:: Problem requirements ::
Scan the listing below. Report each line that includes "molecule".

Figure content listings
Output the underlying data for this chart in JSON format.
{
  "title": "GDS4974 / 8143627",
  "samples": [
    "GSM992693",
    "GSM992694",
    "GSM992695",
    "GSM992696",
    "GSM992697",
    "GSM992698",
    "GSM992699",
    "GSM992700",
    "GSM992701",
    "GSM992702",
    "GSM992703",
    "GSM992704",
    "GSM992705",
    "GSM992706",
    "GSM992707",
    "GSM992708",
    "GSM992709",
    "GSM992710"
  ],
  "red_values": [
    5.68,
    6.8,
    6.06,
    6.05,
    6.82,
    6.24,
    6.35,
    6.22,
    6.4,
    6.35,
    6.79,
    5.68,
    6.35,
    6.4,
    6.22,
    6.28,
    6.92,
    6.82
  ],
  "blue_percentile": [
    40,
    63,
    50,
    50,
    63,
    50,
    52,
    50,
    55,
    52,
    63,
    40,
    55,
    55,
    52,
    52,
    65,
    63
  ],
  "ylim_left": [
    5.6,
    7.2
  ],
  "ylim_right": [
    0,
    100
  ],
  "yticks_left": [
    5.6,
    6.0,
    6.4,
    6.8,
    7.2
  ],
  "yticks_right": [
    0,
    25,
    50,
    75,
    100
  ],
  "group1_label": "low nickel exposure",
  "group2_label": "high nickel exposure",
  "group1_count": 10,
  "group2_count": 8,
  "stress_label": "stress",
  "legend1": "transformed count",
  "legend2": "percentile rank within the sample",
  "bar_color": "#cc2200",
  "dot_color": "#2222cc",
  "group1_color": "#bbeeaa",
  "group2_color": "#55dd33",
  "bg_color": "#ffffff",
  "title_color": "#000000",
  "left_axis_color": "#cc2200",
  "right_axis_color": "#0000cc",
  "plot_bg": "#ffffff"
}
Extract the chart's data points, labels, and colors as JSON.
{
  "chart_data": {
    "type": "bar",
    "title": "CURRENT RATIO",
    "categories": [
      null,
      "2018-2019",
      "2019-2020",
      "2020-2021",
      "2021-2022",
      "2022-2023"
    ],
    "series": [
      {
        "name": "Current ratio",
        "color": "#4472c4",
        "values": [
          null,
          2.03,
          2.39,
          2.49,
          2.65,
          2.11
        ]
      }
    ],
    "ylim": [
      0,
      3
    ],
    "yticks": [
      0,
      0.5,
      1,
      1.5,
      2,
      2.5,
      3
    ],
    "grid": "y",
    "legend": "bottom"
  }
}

...

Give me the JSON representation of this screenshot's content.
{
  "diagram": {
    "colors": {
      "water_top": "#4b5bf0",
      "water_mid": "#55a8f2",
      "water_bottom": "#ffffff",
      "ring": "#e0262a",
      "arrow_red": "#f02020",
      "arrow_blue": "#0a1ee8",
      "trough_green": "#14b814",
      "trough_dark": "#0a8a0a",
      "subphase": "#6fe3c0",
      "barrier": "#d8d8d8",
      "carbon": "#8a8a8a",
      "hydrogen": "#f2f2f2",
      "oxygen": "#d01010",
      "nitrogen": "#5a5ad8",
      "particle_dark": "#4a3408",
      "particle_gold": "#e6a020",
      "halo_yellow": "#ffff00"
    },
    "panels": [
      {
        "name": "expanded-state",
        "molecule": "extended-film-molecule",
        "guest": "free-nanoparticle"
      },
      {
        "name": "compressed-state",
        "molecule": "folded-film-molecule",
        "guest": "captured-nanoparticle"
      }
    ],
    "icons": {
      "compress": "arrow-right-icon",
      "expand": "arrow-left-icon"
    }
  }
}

:: Finished exercise ::
        "molecule": "extended-film-molecule",
        "molecule": "folded-film-molecule",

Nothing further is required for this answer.